• _Your task_:
Please state how many lines in the records contain the string "name", with no words besides the number.
┌────────
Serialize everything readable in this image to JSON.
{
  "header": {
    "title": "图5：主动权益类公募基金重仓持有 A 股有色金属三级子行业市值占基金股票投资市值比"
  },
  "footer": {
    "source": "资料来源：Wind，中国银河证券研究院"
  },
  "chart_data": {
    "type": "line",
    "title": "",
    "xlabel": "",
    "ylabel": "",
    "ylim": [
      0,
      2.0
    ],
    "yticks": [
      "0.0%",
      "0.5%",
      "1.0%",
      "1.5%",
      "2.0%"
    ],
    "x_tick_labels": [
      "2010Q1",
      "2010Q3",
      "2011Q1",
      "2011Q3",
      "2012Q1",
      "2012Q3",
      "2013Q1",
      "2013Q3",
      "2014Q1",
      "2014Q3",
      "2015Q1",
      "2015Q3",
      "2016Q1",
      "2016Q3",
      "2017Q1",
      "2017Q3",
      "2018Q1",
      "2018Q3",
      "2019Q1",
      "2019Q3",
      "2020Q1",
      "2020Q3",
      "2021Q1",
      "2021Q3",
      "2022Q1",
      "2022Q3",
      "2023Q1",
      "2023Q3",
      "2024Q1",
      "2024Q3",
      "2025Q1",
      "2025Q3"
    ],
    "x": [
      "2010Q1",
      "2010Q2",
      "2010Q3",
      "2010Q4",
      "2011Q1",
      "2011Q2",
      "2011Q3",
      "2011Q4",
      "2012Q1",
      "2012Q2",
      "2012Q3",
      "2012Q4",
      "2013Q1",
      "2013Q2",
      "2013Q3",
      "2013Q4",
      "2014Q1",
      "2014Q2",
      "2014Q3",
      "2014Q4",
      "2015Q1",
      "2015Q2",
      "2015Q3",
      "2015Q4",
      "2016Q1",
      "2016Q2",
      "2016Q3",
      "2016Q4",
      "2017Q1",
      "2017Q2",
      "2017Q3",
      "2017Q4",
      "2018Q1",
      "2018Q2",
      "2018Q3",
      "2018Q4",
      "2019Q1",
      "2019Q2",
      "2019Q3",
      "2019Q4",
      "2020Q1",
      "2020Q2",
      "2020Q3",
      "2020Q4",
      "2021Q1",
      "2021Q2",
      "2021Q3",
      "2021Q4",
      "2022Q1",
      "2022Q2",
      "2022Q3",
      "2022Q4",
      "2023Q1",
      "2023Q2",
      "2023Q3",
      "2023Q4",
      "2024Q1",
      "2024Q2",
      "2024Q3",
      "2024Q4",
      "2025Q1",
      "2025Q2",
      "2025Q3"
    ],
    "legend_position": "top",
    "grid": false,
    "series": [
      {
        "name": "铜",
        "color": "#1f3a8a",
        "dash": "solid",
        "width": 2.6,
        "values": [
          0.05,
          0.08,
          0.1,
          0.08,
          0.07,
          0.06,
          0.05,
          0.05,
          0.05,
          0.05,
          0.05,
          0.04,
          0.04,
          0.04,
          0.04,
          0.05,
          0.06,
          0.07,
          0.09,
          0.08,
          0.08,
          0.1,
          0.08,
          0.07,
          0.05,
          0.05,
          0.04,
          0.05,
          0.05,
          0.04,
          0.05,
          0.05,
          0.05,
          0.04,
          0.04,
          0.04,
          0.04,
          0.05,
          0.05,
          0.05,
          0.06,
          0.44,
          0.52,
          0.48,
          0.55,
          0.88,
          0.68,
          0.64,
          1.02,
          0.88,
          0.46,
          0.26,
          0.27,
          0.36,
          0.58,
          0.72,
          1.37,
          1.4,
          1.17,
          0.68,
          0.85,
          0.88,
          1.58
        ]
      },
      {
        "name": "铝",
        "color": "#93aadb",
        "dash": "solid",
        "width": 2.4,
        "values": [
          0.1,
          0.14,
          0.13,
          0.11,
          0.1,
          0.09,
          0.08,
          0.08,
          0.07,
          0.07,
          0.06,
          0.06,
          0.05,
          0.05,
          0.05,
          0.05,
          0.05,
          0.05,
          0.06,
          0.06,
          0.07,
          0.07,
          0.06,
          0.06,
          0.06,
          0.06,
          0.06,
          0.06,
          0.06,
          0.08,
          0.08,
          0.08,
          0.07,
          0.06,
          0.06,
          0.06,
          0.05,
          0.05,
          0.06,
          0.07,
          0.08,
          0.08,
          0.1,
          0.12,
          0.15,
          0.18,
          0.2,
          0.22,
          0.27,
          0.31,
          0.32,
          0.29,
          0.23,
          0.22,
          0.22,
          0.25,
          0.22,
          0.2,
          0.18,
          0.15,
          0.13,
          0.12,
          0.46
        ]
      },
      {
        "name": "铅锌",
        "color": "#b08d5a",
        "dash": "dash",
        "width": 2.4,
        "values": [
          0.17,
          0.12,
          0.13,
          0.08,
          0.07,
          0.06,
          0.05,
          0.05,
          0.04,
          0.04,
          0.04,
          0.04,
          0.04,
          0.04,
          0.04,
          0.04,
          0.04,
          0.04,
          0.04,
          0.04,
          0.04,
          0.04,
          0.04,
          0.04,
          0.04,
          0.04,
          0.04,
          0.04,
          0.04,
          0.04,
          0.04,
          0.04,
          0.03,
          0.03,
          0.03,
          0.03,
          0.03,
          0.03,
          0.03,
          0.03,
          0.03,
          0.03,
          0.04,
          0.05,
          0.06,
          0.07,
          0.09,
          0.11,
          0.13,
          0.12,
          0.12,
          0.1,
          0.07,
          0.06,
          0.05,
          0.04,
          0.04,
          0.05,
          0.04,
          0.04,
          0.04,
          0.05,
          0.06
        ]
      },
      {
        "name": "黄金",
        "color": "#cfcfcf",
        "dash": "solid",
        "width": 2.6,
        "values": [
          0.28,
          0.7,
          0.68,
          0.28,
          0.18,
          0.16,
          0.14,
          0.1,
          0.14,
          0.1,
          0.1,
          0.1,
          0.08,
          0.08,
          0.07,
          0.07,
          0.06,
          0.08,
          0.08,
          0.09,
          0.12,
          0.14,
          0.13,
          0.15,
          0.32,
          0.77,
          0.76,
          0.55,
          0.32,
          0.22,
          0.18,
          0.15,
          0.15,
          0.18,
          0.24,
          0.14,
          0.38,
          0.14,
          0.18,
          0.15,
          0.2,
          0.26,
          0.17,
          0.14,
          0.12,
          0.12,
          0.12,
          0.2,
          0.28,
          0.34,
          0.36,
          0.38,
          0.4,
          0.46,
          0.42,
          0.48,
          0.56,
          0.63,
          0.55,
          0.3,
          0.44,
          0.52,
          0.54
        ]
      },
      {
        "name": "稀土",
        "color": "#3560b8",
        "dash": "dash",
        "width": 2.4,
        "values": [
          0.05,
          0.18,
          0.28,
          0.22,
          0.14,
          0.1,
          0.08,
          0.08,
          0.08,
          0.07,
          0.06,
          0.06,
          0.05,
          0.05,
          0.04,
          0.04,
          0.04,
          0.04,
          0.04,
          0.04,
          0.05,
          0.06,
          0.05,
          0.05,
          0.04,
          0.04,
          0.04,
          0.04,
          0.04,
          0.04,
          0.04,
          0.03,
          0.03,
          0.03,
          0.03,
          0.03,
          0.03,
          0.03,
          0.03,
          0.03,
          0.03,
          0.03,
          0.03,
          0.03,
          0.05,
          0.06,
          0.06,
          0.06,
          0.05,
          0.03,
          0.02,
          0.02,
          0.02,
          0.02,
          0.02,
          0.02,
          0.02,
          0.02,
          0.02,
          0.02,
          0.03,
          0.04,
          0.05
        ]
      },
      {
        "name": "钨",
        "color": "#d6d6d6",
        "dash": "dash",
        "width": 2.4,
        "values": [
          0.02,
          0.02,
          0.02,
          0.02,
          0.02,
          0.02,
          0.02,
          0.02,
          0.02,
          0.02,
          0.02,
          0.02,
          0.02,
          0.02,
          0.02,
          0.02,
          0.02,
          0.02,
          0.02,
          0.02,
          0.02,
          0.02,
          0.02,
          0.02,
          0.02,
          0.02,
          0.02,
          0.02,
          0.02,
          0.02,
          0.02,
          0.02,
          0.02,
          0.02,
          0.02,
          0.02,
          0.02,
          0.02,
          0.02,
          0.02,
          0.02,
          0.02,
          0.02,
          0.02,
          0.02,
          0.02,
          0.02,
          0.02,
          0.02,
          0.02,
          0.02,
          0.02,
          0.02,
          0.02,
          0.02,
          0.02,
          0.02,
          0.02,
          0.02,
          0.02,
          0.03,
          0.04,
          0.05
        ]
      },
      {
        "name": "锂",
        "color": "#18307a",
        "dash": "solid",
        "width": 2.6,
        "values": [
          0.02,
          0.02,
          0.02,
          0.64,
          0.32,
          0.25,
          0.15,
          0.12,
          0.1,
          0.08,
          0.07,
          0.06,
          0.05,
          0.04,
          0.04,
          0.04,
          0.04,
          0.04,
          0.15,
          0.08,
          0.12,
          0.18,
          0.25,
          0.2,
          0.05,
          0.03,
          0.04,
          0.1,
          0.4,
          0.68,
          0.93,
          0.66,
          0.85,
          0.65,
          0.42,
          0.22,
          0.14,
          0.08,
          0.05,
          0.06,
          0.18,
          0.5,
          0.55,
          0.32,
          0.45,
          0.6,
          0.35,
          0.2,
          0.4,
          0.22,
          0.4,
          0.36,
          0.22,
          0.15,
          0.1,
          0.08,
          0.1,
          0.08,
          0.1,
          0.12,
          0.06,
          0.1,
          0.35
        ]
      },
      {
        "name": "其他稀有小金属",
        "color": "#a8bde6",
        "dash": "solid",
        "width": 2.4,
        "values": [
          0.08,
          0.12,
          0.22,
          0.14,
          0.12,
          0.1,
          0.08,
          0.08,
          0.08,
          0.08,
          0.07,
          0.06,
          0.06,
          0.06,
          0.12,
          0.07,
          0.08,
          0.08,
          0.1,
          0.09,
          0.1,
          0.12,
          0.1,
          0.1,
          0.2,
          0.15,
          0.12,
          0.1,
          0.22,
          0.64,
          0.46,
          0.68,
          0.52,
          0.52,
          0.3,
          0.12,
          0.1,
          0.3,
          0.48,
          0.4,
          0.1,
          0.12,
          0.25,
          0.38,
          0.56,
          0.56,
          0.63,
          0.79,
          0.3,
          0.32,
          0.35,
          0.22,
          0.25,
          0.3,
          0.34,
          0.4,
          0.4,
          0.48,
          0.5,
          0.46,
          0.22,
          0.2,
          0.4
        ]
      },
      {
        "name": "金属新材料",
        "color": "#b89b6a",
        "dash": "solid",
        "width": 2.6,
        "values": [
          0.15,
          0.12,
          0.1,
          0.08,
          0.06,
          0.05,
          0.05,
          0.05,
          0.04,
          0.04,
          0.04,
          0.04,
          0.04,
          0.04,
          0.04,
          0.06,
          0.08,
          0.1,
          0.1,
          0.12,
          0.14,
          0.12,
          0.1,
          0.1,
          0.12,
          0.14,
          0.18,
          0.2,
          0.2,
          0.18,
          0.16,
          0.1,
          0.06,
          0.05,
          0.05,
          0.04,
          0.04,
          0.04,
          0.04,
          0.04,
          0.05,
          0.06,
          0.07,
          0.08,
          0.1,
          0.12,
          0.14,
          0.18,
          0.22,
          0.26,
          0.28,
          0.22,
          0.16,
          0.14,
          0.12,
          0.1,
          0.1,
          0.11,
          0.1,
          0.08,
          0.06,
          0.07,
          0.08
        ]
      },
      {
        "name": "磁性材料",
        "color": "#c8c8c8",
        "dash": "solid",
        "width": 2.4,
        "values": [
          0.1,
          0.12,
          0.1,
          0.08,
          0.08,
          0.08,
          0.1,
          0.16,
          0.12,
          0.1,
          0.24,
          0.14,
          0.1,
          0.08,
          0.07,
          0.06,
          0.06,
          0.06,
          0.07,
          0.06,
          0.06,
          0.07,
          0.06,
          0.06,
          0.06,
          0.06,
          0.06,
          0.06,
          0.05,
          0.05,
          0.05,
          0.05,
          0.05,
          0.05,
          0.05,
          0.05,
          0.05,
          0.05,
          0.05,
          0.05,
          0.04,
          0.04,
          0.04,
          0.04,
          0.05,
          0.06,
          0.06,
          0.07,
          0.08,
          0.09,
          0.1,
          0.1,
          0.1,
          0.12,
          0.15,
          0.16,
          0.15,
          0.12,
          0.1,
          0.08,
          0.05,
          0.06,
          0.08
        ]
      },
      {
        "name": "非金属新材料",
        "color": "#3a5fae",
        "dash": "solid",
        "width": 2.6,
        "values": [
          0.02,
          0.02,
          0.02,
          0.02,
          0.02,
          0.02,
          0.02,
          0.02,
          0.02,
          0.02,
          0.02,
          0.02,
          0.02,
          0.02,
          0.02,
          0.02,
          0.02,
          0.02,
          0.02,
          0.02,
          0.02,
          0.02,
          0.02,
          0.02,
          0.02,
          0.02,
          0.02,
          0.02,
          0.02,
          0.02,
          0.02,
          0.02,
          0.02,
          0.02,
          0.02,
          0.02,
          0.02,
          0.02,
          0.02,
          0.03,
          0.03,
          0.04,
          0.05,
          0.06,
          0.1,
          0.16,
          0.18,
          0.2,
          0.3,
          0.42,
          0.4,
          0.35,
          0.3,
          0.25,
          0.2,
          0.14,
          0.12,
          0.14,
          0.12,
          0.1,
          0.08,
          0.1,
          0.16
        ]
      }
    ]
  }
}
└────────
• _Completed task_:
11